EXERCISE GOAL>
Read the lines below and count those that have the word "Herefordshire". Respond with the number only.

(begin)

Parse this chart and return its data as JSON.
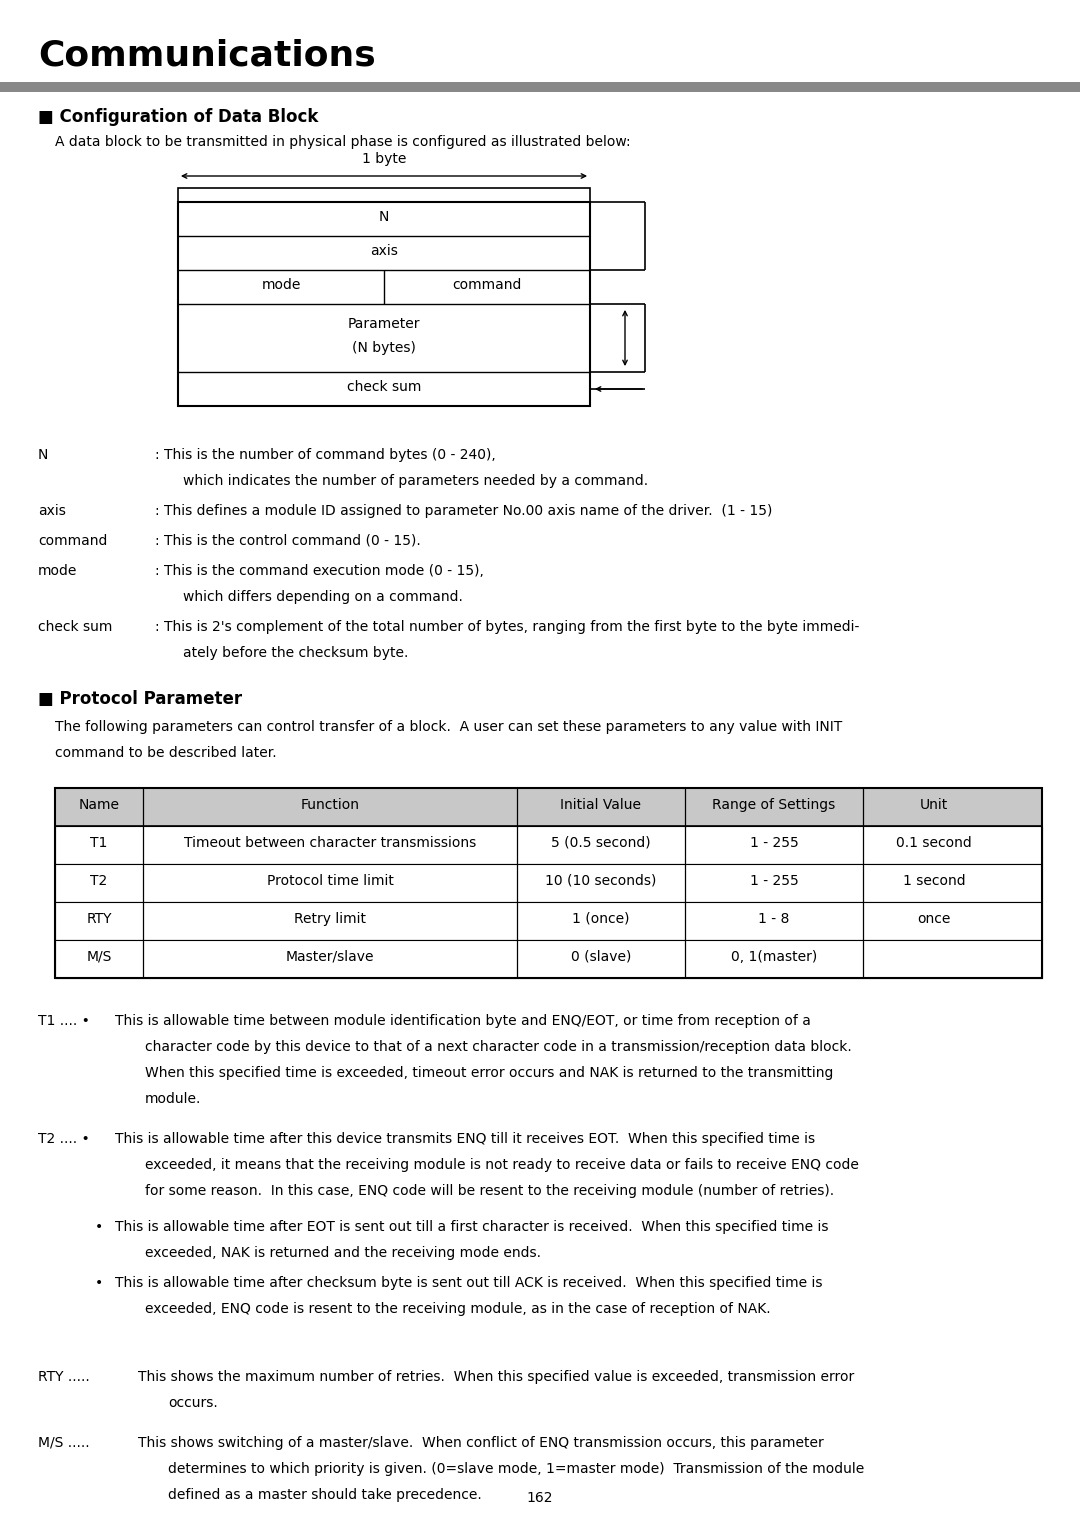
{
  "title": "Communications",
  "title_fontsize": 26,
  "section1_title": "■ Configuration of Data Block",
  "section1_intro": "A data block to be transmitted in physical phase is configured as illustrated below:",
  "section2_title": "■ Protocol Parameter",
  "section2_intro1": "The following parameters can control transfer of a block.  A user can set these parameters to any value with INIT",
  "section2_intro2": "command to be described later.",
  "table_headers": [
    "Name",
    "Function",
    "Initial Value",
    "Range of Settings",
    "Unit"
  ],
  "table_rows": [
    [
      "T1",
      "Timeout between character transmissions",
      "5 (0.5 second)",
      "1 - 255",
      "0.1 second"
    ],
    [
      "T2",
      "Protocol time limit",
      "10 (10 seconds)",
      "1 - 255",
      "1 second"
    ],
    [
      "RTY",
      "Retry limit",
      "1 (once)",
      "1 - 8",
      "once"
    ],
    [
      "M/S",
      "Master/slave",
      "0 (slave)",
      "0, 1(master)",
      ""
    ]
  ],
  "page_number": "162",
  "bg_color": "#ffffff",
  "text_color": "#000000",
  "header_bg": "#c8c8c8",
  "separator_color": "#888888"
}
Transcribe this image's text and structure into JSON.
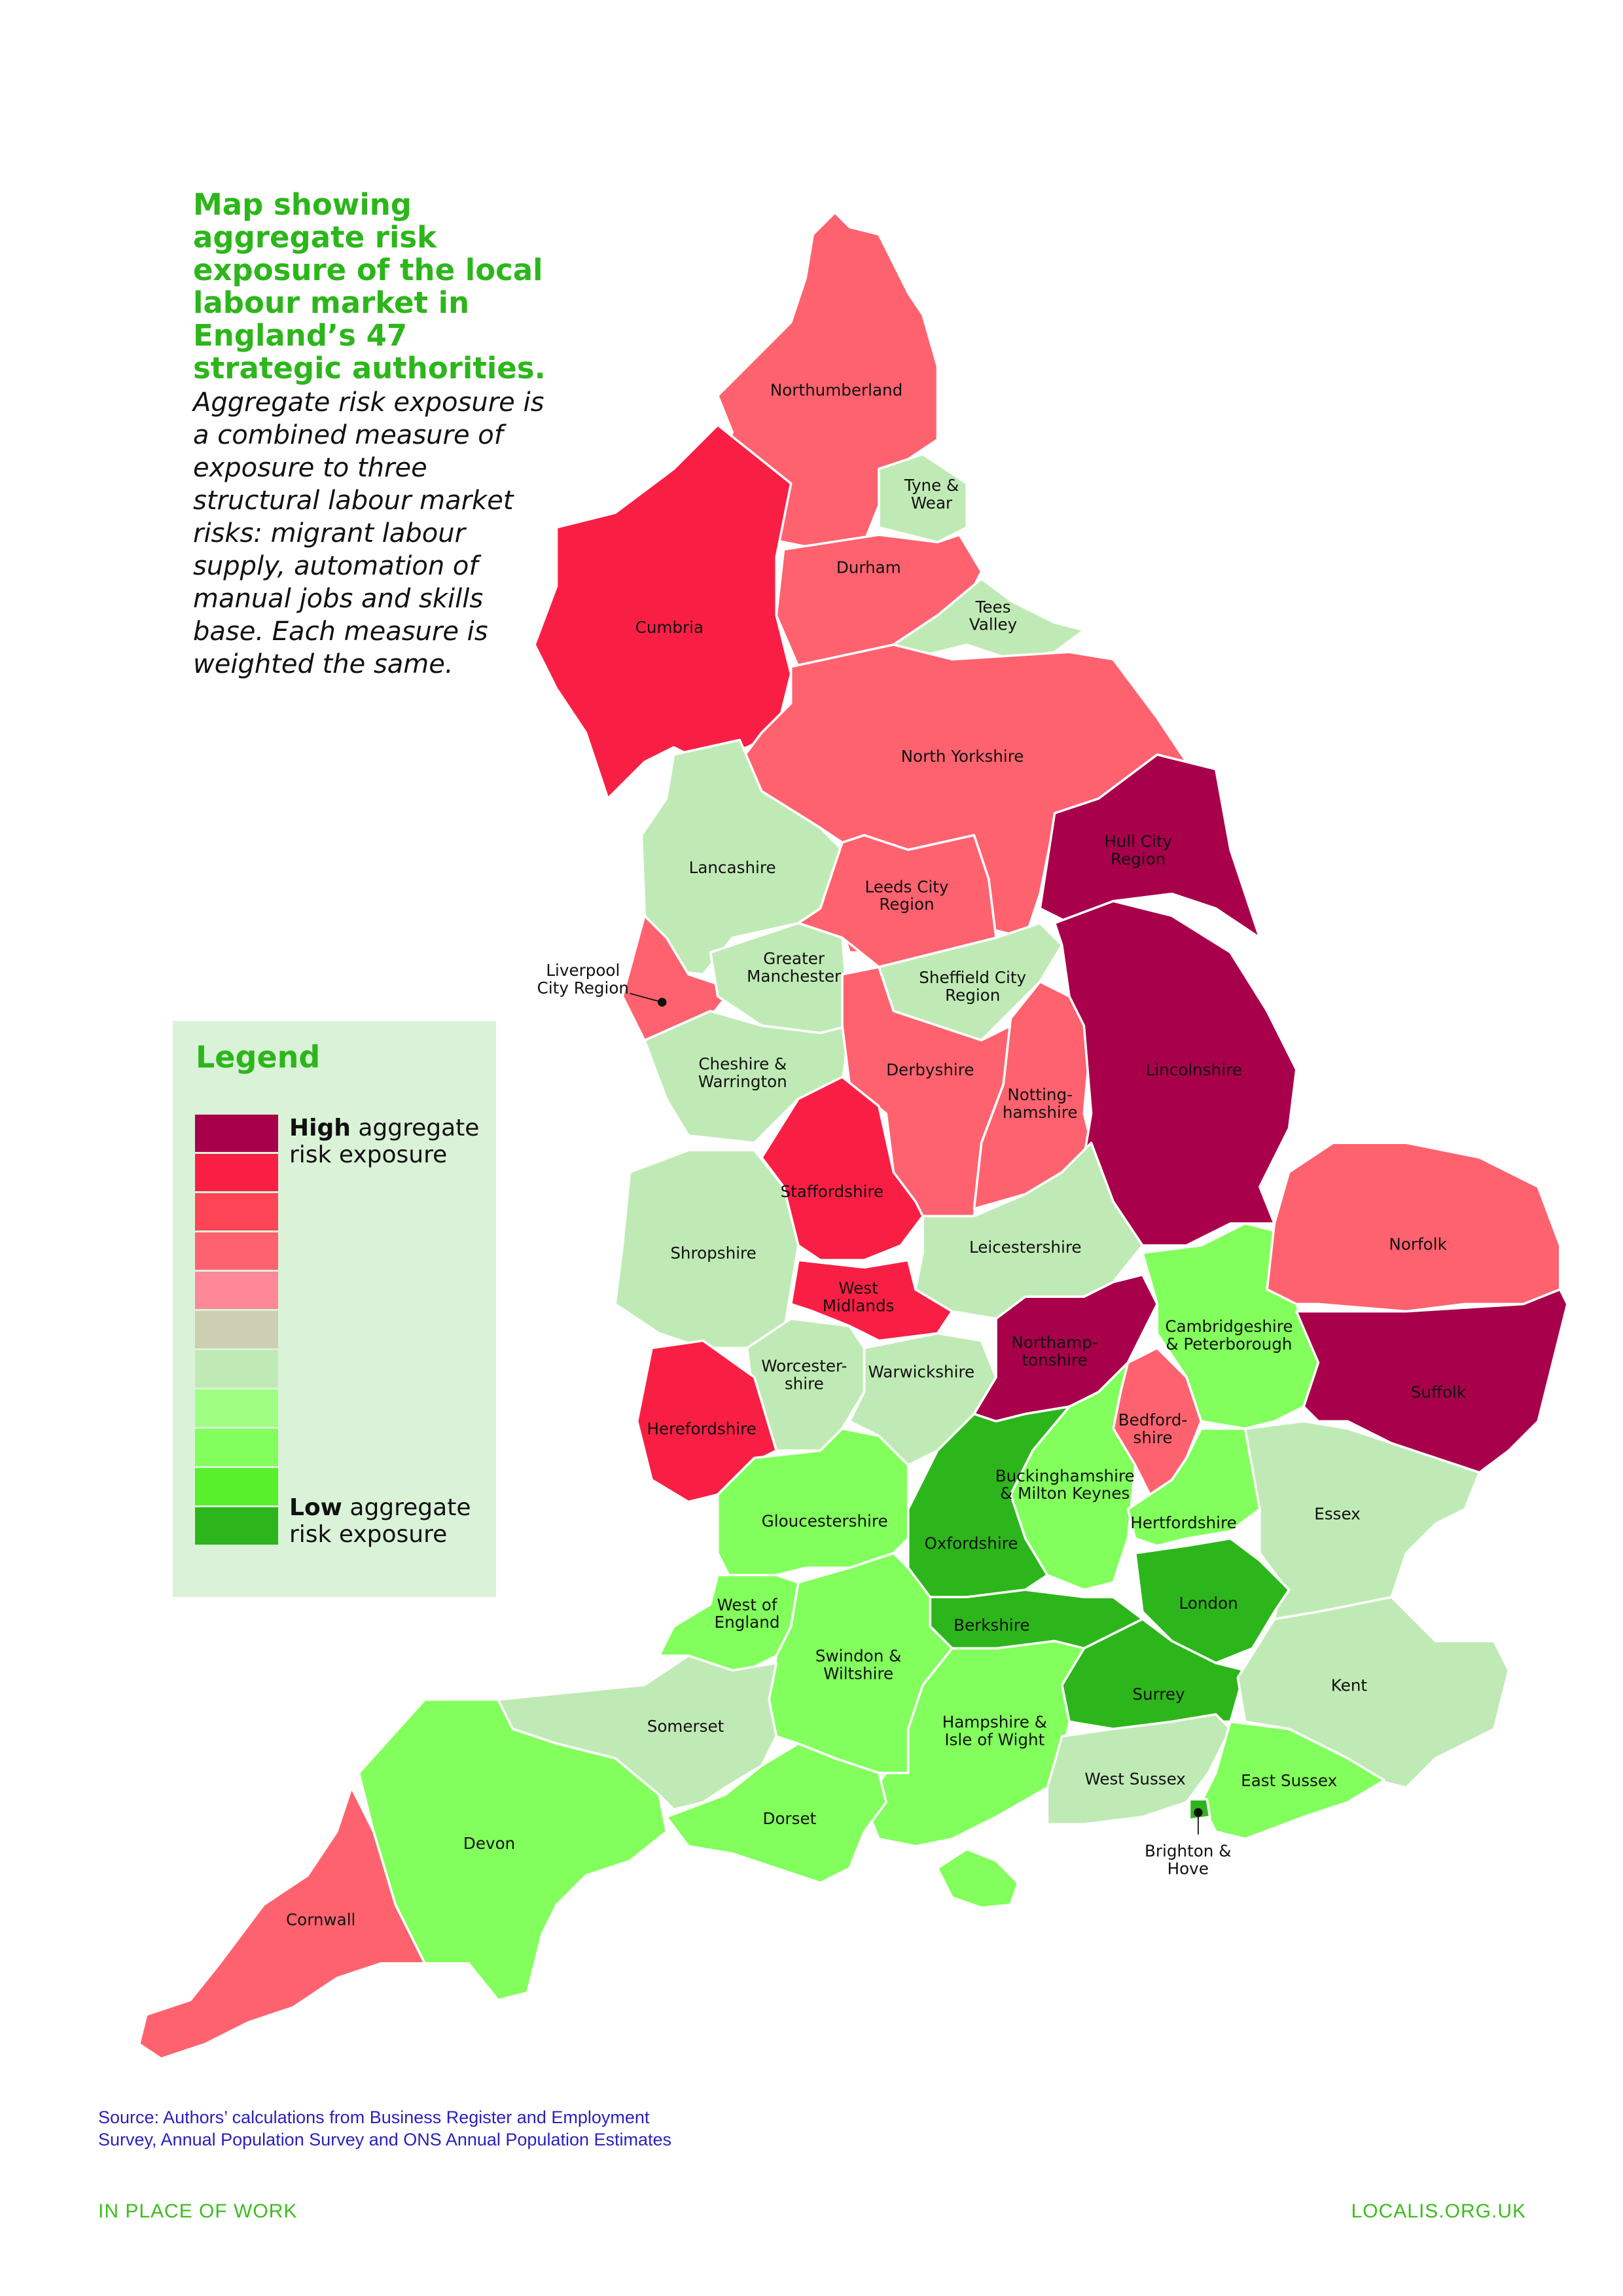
{
  "title": "Map showing aggregate risk exposure of the local labour market in England’s 47 strategic authorities.",
  "description": "Aggregate risk exposure is a combined measure of exposure to three structural labour market risks: migrant labour supply, automation of manual jobs and skills base. Each measure is weighted the same.",
  "legend": {
    "title": "Legend",
    "high_bold": "High",
    "high_rest": " aggregate risk exposure",
    "low_bold": "Low",
    "low_rest": " aggregate risk exposure",
    "colors": [
      "#A8004A",
      "#F91F44",
      "#FF4456",
      "#FF626F",
      "#FF8898",
      "#CDCFB2",
      "#C0EAB5",
      "#9EFF82",
      "#82FF5C",
      "#58EF2C",
      "#2DB61B"
    ]
  },
  "regions": [
    {
      "name": "Northumberland",
      "label": [
        "Northumberland"
      ],
      "level": 4
    },
    {
      "name": "Tyne & Wear",
      "label": [
        "Tyne &",
        "Wear"
      ],
      "level": 7
    },
    {
      "name": "Durham",
      "label": [
        "Durham"
      ],
      "level": 4
    },
    {
      "name": "Tees Valley",
      "label": [
        "Tees",
        "Valley"
      ],
      "level": 7
    },
    {
      "name": "Cumbria",
      "label": [
        "Cumbria"
      ],
      "level": 2
    },
    {
      "name": "North Yorkshire",
      "label": [
        "North Yorkshire"
      ],
      "level": 4
    },
    {
      "name": "Hull City Region",
      "label": [
        "Hull City",
        "Region"
      ],
      "level": 1
    },
    {
      "name": "Lancashire",
      "label": [
        "Lancashire"
      ],
      "level": 7
    },
    {
      "name": "Leeds City Region",
      "label": [
        "Leeds City",
        "Region"
      ],
      "level": 4
    },
    {
      "name": "Liverpool City Region",
      "label": [
        "Liverpool",
        "City Region"
      ],
      "level": 4
    },
    {
      "name": "Greater Manchester",
      "label": [
        "Greater",
        "Manchester"
      ],
      "level": 7
    },
    {
      "name": "Sheffield City Region",
      "label": [
        "Sheffield City",
        "Region"
      ],
      "level": 7
    },
    {
      "name": "Cheshire & Warrington",
      "label": [
        "Cheshire &",
        "Warrington"
      ],
      "level": 7
    },
    {
      "name": "Derbyshire",
      "label": [
        "Derbyshire"
      ],
      "level": 4
    },
    {
      "name": "Nottinghamshire",
      "label": [
        "Notting-",
        "hamshire"
      ],
      "level": 4
    },
    {
      "name": "Lincolnshire",
      "label": [
        "Lincolnshire"
      ],
      "level": 1
    },
    {
      "name": "Staffordshire",
      "label": [
        "Staffordshire"
      ],
      "level": 2
    },
    {
      "name": "Shropshire",
      "label": [
        "Shropshire"
      ],
      "level": 7
    },
    {
      "name": "West Midlands",
      "label": [
        "West",
        "Midlands"
      ],
      "level": 2
    },
    {
      "name": "Leicestershire",
      "label": [
        "Leicestershire"
      ],
      "level": 7
    },
    {
      "name": "Worcestershire",
      "label": [
        "Worcester-",
        "shire"
      ],
      "level": 7
    },
    {
      "name": "Herefordshire",
      "label": [
        "Herefordshire"
      ],
      "level": 2
    },
    {
      "name": "Warwickshire",
      "label": [
        "Warwickshire"
      ],
      "level": 7
    },
    {
      "name": "Northamptonshire",
      "label": [
        "Northamp-",
        "tonshire"
      ],
      "level": 1
    },
    {
      "name": "Cambridgeshire & Peterborough",
      "label": [
        "Cambridgeshire",
        "& Peterborough"
      ],
      "level": 9
    },
    {
      "name": "Norfolk",
      "label": [
        "Norfolk"
      ],
      "level": 4
    },
    {
      "name": "Suffolk",
      "label": [
        "Suffolk"
      ],
      "level": 1
    },
    {
      "name": "Bedfordshire",
      "label": [
        "Bedford-",
        "shire"
      ],
      "level": 4
    },
    {
      "name": "Buckinghamshire & Milton Keynes",
      "label": [
        "Buckinghamshire",
        "& Milton Keynes"
      ],
      "level": 9
    },
    {
      "name": "Oxfordshire",
      "label": [
        "Oxfordshire"
      ],
      "level": 11
    },
    {
      "name": "Gloucestershire",
      "label": [
        "Gloucestershire"
      ],
      "level": 9
    },
    {
      "name": "Hertfordshire",
      "label": [
        "Hertfordshire"
      ],
      "level": 9
    },
    {
      "name": "Essex",
      "label": [
        "Essex"
      ],
      "level": 7
    },
    {
      "name": "London",
      "label": [
        "London"
      ],
      "level": 11
    },
    {
      "name": "Berkshire",
      "label": [
        "Berkshire"
      ],
      "level": 11
    },
    {
      "name": "West of England",
      "label": [
        "West of",
        "England"
      ],
      "level": 9
    },
    {
      "name": "Swindon & Wiltshire",
      "label": [
        "Swindon &",
        "Wiltshire"
      ],
      "level": 9
    },
    {
      "name": "Surrey",
      "label": [
        "Surrey"
      ],
      "level": 11
    },
    {
      "name": "Kent",
      "label": [
        "Kent"
      ],
      "level": 7
    },
    {
      "name": "Hampshire & Isle of Wight",
      "label": [
        "Hampshire &",
        "Isle of Wight"
      ],
      "level": 9
    },
    {
      "name": "West Sussex",
      "label": [
        "West Sussex"
      ],
      "level": 7
    },
    {
      "name": "East Sussex",
      "label": [
        "East Sussex"
      ],
      "level": 9
    },
    {
      "name": "Brighton & Hove",
      "label": [
        "Brighton &",
        "Hove"
      ],
      "level": 11
    },
    {
      "name": "Somerset",
      "label": [
        "Somerset"
      ],
      "level": 7
    },
    {
      "name": "Dorset",
      "label": [
        "Dorset"
      ],
      "level": 9
    },
    {
      "name": "Devon",
      "label": [
        "Devon"
      ],
      "level": 9
    },
    {
      "name": "Cornwall",
      "label": [
        "Cornwall"
      ],
      "level": 4
    }
  ],
  "source": "Source: Authors’ calculations from Business Register and Employment Survey, Annual Population Survey and ONS Annual Population Estimates",
  "footer": {
    "left": "IN PLACE OF WORK",
    "right": "LOCALIS.ORG.UK"
  }
}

(end)

EXERCISE OUTPUT>
2